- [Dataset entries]
= = =
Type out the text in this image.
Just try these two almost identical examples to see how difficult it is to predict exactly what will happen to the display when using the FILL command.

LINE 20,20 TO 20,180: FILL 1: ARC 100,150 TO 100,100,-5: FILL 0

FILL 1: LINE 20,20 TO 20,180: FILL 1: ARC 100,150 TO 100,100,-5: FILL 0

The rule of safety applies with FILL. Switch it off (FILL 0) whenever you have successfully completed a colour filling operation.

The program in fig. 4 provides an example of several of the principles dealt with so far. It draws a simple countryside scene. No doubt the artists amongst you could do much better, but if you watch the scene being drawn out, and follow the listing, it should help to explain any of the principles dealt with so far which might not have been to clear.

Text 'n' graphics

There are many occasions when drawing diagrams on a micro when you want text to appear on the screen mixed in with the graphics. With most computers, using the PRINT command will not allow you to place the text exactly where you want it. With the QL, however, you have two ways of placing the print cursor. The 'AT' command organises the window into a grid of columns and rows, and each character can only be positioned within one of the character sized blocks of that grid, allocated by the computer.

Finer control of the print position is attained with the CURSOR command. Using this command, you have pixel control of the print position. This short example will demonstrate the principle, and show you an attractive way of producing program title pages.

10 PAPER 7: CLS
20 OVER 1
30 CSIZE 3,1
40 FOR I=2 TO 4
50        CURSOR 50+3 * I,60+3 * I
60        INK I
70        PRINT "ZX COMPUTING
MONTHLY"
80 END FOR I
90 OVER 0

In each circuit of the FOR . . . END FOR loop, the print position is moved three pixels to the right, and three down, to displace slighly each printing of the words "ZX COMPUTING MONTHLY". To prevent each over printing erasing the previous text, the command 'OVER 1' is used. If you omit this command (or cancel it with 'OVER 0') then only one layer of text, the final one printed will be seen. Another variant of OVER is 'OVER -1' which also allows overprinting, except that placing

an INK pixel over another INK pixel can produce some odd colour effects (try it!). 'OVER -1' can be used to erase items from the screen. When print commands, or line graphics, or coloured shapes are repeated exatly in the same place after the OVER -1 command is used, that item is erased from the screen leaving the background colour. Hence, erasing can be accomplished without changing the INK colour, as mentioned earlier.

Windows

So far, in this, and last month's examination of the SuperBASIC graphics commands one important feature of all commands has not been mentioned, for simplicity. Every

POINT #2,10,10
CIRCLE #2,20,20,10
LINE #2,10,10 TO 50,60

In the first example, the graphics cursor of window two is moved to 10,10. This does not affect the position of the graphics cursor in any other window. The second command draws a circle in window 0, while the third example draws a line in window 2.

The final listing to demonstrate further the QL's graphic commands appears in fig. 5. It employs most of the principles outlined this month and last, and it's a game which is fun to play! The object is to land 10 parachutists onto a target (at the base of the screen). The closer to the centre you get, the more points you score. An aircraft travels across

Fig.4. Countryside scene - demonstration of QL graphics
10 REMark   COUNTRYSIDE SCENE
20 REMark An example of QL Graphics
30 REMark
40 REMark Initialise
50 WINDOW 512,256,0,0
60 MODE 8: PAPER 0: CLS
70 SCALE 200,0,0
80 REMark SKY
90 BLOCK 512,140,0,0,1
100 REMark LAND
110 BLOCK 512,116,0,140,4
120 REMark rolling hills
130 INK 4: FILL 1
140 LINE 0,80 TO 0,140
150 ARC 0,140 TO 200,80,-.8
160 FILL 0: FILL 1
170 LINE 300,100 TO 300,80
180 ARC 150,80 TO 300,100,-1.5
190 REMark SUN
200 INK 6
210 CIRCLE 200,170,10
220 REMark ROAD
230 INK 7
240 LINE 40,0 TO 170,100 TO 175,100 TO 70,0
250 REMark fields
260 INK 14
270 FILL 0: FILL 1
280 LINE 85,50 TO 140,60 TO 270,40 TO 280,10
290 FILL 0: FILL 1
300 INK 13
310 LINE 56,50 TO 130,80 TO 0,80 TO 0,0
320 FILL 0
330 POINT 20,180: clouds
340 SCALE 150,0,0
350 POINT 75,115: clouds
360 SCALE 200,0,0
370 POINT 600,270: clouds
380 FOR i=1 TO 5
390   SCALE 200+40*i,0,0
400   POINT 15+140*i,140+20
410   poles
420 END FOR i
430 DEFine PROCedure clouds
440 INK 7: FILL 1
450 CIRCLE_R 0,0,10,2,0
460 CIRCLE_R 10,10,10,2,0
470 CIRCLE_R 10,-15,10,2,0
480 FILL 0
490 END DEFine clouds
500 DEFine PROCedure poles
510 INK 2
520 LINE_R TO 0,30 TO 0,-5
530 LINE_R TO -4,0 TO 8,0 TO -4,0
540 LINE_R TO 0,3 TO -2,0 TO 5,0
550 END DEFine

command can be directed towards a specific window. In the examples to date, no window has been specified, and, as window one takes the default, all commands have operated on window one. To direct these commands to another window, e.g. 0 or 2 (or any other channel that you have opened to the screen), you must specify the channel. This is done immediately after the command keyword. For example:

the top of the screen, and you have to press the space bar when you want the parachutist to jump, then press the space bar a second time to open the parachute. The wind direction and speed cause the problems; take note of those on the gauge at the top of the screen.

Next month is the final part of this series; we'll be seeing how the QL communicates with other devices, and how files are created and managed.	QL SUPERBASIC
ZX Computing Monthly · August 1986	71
= = =
- [WRITTEN PROBLEM] Reproduce the full listing above, character for character.

- [THE RESPONSE]
Type out the text in this image.
Just try these two almost identical examples to see how difficult it is to predict exactly what will happen to the display when using the FILL command.

LINE 20,20 TO 20,180: FILL 1: ARC 100,150 TO 100,100,-5: FILL 0

FILL 1: LINE 20,20 TO 20,180: FILL 1: ARC 100,150 TO 100,100,-5: FILL 0

The rule of safety applies with FILL. Switch it off (FILL 0) whenever you have successfully completed a colour filling operation.

The program in fig. 4 provides an example of several of the principles dealt with so far. It draws a simple countryside scene. No doubt the artists amongst you could do much better, but if you watch the scene being drawn out, and follow the listing, it should help to explain any of the principles dealt with so far which might not have been to clear.

Text 'n' graphics

There are many occasions when drawing diagrams on a micro when you want text to appear on the screen mixed in with the graphics. With most computers, using the PRINT command will not allow you to place the text exactly where you want it. With the QL, however, you have two ways of placing the print cursor. The 'AT' command organises the window into a grid of columns and rows, and each character can only be positioned within one of the character sized blocks of that grid, allocated by the computer.

Finer control of the print position is attained with the CURSOR command. Using this command, you have pixel control of the print position. This short example will demonstrate the principle, and show you an attractive way of producing program title pages.

10 PAPER 7: CLS
20 OVER 1
30 CSIZE 3,1
40 FOR I=2 TO 4
50        CURSOR 50+3 * I,60+3 * I
60        INK I
70        PRINT "ZX COMPUTING
MONTHLY"
80 END FOR I
90 OVER 0

In each circuit of the FOR . . . END FOR loop, the print position is moved three pixels to the right, and three down, to displace slighly each printing of the words "ZX COMPUTING MONTHLY". To prevent each over printing erasing the previous text, the command 'OVER 1' is used. If you omit this command (or cancel it with 'OVER 0') then only one layer of text, the final one printed will be seen. Another variant of OVER is 'OVER -1' which also allows overprinting, except that placing

an INK pixel over another INK pixel can produce some odd colour effects (try it!). 'OVER -1' can be used to erase items from the screen. When print commands, or line graphics, or coloured shapes are repeated exatly in the same place after the OVER -1 command is used, that item is erased from the screen leaving the background colour. Hence, erasing can be accomplished without changing the INK colour, as mentioned earlier.

Windows

So far, in this, and last month's examination of the SuperBASIC graphics commands one important feature of all commands has not been mentioned, for simplicity. Every

POINT #2,10,10
CIRCLE #2,20,20,10
LINE #2,10,10 TO 50,60

In the first example, the graphics cursor of window two is moved to 10,10. This does not affect the position of the graphics cursor in any other window. The second command draws a circle in window 0, while the third example draws a line in window 2.

The final listing to demonstrate further the QL's graphic commands appears in fig. 5. It employs most of the principles outlined this month and last, and it's a game which is fun to play! The object is to land 10 parachutists onto a target (at the base of the screen). The closer to the centre you get, the more points you score. An aircraft travels across

Fig.4. Countryside scene - demonstration of QL graphics
10 REMark   COUNTRYSIDE SCENE
20 REMark An example of QL Graphics
30 REMark
40 REMark Initialise
50 WINDOW 512,256,0,0
60 MODE 8: PAPER 0: CLS
70 SCALE 200,0,0
80 REMark SKY
90 BLOCK 512,140,0,0,1
100 REMark LAND
110 BLOCK 512,116,0,140,4
120 REMark rolling hills
130 INK 4: FILL 1
140 LINE 0,80 TO 0,140
150 ARC 0,140 TO 200,80,-.8
160 FILL 0: FILL 1
170 LINE 300,100 TO 300,80
180 ARC 150,80 TO 300,100,-1.5
190 REMark SUN
200 INK 6
210 CIRCLE 200,170,10
220 REMark ROAD
230 INK 7
240 LINE 40,0 TO 170,100 TO 175,100 TO 70,0
250 REMark fields
260 INK 14
270 FILL 0: FILL 1
280 LINE 85,50 TO 140,60 TO 270,40 TO 280,10
290 FILL 0: FILL 1
300 INK 13
310 LINE 56,50 TO 130,80 TO 0,80 TO 0,0
320 FILL 0
330 POINT 20,180: clouds
340 SCALE 150,0,0
350 POINT 75,115: clouds
360 SCALE 200,0,0
370 POINT 600,270: clouds
380 FOR i=1 TO 5
390   SCALE 200+40*i,0,0
400   POINT 15+140*i,140+20
410   poles
420 END FOR i
430 DEFine PROCedure clouds
440 INK 7: FILL 1
450 CIRCLE_R 0,0,10,2,0
460 CIRCLE_R 10,10,10,2,0
470 CIRCLE_R 10,-15,10,2,0
480 FILL 0
490 END DEFine clouds
500 DEFine PROCedure poles
510 INK 2
520 LINE_R TO 0,30 TO 0,-5
530 LINE_R TO -4,0 TO 8,0 TO -4,0
540 LINE_R TO 0,3 TO -2,0 TO 5,0
550 END DEFine

command can be directed towards a specific window. In the examples to date, no window has been specified, and, as window one takes the default, all commands have operated on window one. To direct these commands to another window, e.g. 0 or 2 (or any other channel that you have opened to the screen), you must specify the channel. This is done immediately after the command keyword. For example:

the top of the screen, and you have to press the space bar when you want the parachutist to jump, then press the space bar a second time to open the parachute. The wind direction and speed cause the problems; take note of those on the gauge at the top of the screen.

Next month is the final part of this series; we'll be seeing how the QL communicates with other devices, and how files are created and managed.	QL SUPERBASIC
ZX Computing Monthly · August 1986	71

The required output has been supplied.